--- Start ---
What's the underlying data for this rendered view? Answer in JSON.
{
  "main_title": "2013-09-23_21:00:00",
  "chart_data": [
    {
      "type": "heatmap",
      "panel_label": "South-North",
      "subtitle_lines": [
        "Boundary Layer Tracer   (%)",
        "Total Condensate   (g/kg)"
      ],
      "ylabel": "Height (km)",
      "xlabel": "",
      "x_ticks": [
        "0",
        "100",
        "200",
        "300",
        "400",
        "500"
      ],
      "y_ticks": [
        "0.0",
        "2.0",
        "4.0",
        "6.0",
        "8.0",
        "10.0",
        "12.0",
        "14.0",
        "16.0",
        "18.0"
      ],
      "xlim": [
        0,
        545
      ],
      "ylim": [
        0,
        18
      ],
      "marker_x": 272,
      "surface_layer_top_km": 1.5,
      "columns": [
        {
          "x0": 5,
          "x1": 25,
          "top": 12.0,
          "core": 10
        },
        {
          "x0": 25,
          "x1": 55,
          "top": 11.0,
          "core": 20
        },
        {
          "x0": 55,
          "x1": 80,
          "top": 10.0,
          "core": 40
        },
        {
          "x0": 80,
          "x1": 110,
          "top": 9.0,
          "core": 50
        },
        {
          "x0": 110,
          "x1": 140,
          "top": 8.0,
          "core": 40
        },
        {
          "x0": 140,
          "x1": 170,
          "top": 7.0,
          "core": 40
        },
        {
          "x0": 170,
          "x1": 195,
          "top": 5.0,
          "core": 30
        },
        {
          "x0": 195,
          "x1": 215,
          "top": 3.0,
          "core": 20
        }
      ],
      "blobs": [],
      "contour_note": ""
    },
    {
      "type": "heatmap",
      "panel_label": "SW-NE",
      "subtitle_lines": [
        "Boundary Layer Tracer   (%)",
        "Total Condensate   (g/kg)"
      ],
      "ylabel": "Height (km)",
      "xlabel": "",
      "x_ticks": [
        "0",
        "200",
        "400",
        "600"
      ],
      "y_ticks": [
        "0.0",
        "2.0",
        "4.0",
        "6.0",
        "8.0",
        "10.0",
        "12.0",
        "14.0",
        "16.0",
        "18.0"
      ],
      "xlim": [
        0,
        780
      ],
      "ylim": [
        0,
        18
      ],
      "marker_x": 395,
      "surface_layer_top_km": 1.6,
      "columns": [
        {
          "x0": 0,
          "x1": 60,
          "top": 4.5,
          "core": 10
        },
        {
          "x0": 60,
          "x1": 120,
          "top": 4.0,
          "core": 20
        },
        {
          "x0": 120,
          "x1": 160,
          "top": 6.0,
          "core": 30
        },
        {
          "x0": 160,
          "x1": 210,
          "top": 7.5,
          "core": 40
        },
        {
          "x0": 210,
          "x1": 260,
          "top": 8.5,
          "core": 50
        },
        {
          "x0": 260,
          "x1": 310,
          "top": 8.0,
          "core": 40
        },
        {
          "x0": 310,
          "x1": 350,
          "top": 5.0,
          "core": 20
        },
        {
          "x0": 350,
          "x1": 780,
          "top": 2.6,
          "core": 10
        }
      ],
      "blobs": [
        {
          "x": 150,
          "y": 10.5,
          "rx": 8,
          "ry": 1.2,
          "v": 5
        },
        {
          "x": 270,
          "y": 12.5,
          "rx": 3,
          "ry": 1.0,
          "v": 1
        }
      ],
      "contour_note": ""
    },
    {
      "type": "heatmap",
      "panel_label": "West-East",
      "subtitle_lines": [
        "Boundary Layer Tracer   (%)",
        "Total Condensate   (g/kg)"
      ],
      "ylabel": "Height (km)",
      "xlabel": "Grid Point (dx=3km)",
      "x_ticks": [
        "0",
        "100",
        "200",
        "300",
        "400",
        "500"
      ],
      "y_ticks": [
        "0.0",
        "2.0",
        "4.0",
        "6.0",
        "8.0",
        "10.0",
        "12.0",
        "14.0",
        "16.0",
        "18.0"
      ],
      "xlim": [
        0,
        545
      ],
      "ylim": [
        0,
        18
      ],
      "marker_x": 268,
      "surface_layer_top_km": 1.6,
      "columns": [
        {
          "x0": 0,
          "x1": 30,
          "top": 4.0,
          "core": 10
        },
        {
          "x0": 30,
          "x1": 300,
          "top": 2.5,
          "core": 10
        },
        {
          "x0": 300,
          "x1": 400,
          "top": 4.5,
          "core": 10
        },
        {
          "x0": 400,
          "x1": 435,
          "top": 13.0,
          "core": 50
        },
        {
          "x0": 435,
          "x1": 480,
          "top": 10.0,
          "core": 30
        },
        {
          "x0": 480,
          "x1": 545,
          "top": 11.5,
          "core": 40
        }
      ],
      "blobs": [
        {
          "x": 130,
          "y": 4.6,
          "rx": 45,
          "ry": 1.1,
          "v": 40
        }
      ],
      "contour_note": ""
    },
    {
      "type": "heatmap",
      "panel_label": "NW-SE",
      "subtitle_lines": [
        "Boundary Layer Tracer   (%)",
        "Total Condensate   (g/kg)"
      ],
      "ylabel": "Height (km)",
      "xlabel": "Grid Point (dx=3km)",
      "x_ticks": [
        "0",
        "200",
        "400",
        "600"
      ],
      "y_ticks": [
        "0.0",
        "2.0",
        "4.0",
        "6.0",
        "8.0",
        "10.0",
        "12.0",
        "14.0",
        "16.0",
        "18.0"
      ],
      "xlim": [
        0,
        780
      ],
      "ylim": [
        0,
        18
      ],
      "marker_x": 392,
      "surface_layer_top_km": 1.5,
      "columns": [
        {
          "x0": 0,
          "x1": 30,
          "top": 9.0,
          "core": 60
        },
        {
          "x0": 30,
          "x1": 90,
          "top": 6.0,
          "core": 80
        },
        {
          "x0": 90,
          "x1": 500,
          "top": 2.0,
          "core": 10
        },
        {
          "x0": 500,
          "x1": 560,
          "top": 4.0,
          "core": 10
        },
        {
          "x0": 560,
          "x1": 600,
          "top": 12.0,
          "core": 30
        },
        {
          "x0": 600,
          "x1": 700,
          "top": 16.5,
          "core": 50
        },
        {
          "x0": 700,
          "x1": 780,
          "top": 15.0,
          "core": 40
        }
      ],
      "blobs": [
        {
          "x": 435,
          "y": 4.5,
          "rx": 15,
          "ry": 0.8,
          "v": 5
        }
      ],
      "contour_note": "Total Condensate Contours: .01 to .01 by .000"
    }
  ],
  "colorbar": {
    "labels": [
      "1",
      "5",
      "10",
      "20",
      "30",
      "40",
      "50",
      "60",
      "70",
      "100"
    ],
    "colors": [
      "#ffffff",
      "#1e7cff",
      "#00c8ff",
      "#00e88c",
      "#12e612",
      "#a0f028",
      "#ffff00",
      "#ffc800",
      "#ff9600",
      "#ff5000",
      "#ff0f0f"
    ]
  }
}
--- End ---
## TASK DETAILS
Every entry must be quoted exactly as it appears above.

## EXERCISE RESPONSE
What's the underlying data for this rendered view? Answer in JSON.
{
  "main_title": "2013-09-23_21:00:00",
  "chart_data": [
    {
      "type": "heatmap",
      "panel_label": "South-North",
      "subtitle_lines": [
        "Boundary Layer Tracer   (%)",
        "Total Condensate   (g/kg)"
      ],
      "ylabel": "Height (km)",
      "xlabel": "",
      "x_ticks": [
        "0",
        "100",
        "200",
        "300",
        "400",
        "500"
      ],
      "y_ticks": [
        "0.0",
        "2.0",
        "4.0",
        "6.0",
        "8.0",
        "10.0",
        "12.0",
        "14.0",
        "16.0",
        "18.0"
      ],
      "xlim": [
        0,
        545
      ],
      "ylim": [
        0,
        18
      ],
      "marker_x": 272,
      "surface_layer_top_km": 1.5,
      "columns": [
        {
          "x0": 5,
          "x1": 25,
          "top": 12.0,
          "core": 10
        },
        {
          "x0": 25,
          "x1": 55,
          "top": 11.0,
          "core": 20
        },
        {
          "x0": 55,
          "x1": 80,
          "top": 10.0,
          "core": 40
        },
        {
          "x0": 80,
          "x1": 110,
          "top": 9.0,
          "core": 50
        },
        {
          "x0": 110,
          "x1": 140,
          "top": 8.0,
          "core": 40
        },
        {
          "x0": 140,
          "x1": 170,
          "top": 7.0,
          "core": 40
        },
        {
          "x0": 170,
          "x1": 195,
          "top": 5.0,
          "core": 30
        },
        {
          "x0": 195,
          "x1": 215,
          "top": 3.0,
          "core": 20
        }
      ],
      "blobs": [],
      "contour_note": ""
    },
    {
      "type": "heatmap",
      "panel_label": "SW-NE",
      "subtitle_lines": [
        "Boundary Layer Tracer   (%)",
        "Total Condensate   (g/kg)"
      ],
      "ylabel": "Height (km)",
      "xlabel": "",
      "x_ticks": [
        "0",
        "200",
        "400",
        "600"
      ],
      "y_ticks": [
        "0.0",
        "2.0",
        "4.0",
        "6.0",
        "8.0",
        "10.0",
        "12.0",
        "14.0",
        "16.0",
        "18.0"
      ],
      "xlim": [
        0,
        780
      ],
      "ylim": [
        0,
        18
      ],
      "marker_x": 395,
      "surface_layer_top_km": 1.6,
      "columns": [
        {
          "x0": 0,
          "x1": 60,
          "top": 4.5,
          "core": 10
        },
        {
          "x0": 60,
          "x1": 120,
          "top": 4.0,
          "core": 20
        },
        {
          "x0": 120,
          "x1": 160,
          "top": 6.0,
          "core": 30
        },
        {
          "x0": 160,
          "x1": 210,
          "top": 7.5,
          "core": 40
        },
        {
          "x0": 210,
          "x1": 260,
          "top": 8.5,
          "core": 50
        },
        {
          "x0": 260,
          "x1": 310,
          "top": 8.0,
          "core": 40
        },
        {
          "x0": 310,
          "x1": 350,
          "top": 5.0,
          "core": 20
        },
        {
          "x0": 350,
          "x1": 780,
          "top": 2.6,
          "core": 10
        }
      ],
      "blobs": [
        {
          "x": 150,
          "y": 10.5,
          "rx": 8,
          "ry": 1.2,
          "v": 5
        },
        {
          "x": 270,
          "y": 12.5,
          "rx": 3,
          "ry": 1.0,
          "v": 1
        }
      ],
      "contour_note": ""
    },
    {
      "type": "heatmap",
      "panel_label": "West-East",
      "subtitle_lines": [
        "Boundary Layer Tracer   (%)",
        "Total Condensate   (g/kg)"
      ],
      "ylabel": "Height (km)",
      "xlabel": "Grid Point (dx=3km)",
      "x_ticks": [
        "0",
        "100",
        "200",
        "300",
        "400",
        "500"
      ],
      "y_ticks": [
        "0.0",
        "2.0",
        "4.0",
        "6.0",
        "8.0",
        "10.0",
        "12.0",
        "14.0",
        "16.0",
        "18.0"
      ],
      "xlim": [
        0,
        545
      ],
      "ylim": [
        0,
        18
      ],
      "marker_x": 268,
      "surface_layer_top_km": 1.6,
      "columns": [
        {
          "x0": 0,
          "x1": 30,
          "top": 4.0,
          "core": 10
        },
        {
          "x0": 30,
          "x1": 300,
          "top": 2.5,
          "core": 10
        },
        {
          "x0": 300,
          "x1": 400,
          "top": 4.5,
          "core": 10
        },
        {
          "x0": 400,
          "x1": 435,
          "top": 13.0,
          "core": 50
        },
        {
          "x0": 435,
          "x1": 480,
          "top": 10.0,
          "core": 30
        },
        {
          "x0": 480,
          "x1": 545,
          "top": 11.5,
          "core": 40
        }
      ],
      "blobs": [
        {
          "x": 130,
          "y": 4.6,
          "rx": 45,
          "ry": 1.1,
          "v": 40
        }
      ],
      "contour_note": ""
    },
    {
      "type": "heatmap",
      "panel_label": "NW-SE",
      "subtitle_lines": [
        "Boundary Layer Tracer   (%)",
        "Total Condensate   (g/kg)"
      ],
      "ylabel": "Height (km)",
      "xlabel": "Grid Point (dx=3km)",
      "x_ticks": [
        "0",
        "200",
        "400",
        "600"
      ],
      "y_ticks": [
        "0.0",
        "2.0",
        "4.0",
        "6.0",
        "8.0",
        "10.0",
        "12.0",
        "14.0",
        "16.0",
        "18.0"
      ],
      "xlim": [
        0,
        780
      ],
      "ylim": [
        0,
        18
      ],
      "marker_x": 392,
      "surface_layer_top_km": 1.5,
      "columns": [
        {
          "x0": 0,
          "x1": 30,
          "top": 9.0,
          "core": 60
        },
        {
          "x0": 30,
          "x1": 90,
          "top": 6.0,
          "core": 80
        },
        {
          "x0": 90,
          "x1": 500,
          "top": 2.0,
          "core": 10
        },
        {
          "x0": 500,
          "x1": 560,
          "top": 4.0,
          "core": 10
        },
        {
          "x0": 560,
          "x1": 600,
          "top": 12.0,
          "core": 30
        },
        {
          "x0": 600,
          "x1": 700,
          "top": 16.5,
          "core": 50
        },
        {
          "x0": 700,
          "x1": 780,
          "top": 15.0,
          "core": 40
        }
      ],
      "blobs": [
        {
          "x": 435,
          "y": 4.5,
          "rx": 15,
          "ry": 0.8,
          "v": 5
        }
      ],
      "contour_note": "Total Condensate Contours: .01 to .01 by .000"
    }
  ],
  "colorbar": {
    "labels": [
      "1",
      "5",
      "10",
      "20",
      "30",
      "40",
      "50",
      "60",
      "70",
      "100"
    ],
    "colors": [
      "#ffffff",
      "#1e7cff",
      "#00c8ff",
      "#00e88c",
      "#12e612",
      "#a0f028",
      "#ffff00",
      "#ffc800",
      "#ff9600",
      "#ff5000",
      "#ff0f0f"
    ]
  }
}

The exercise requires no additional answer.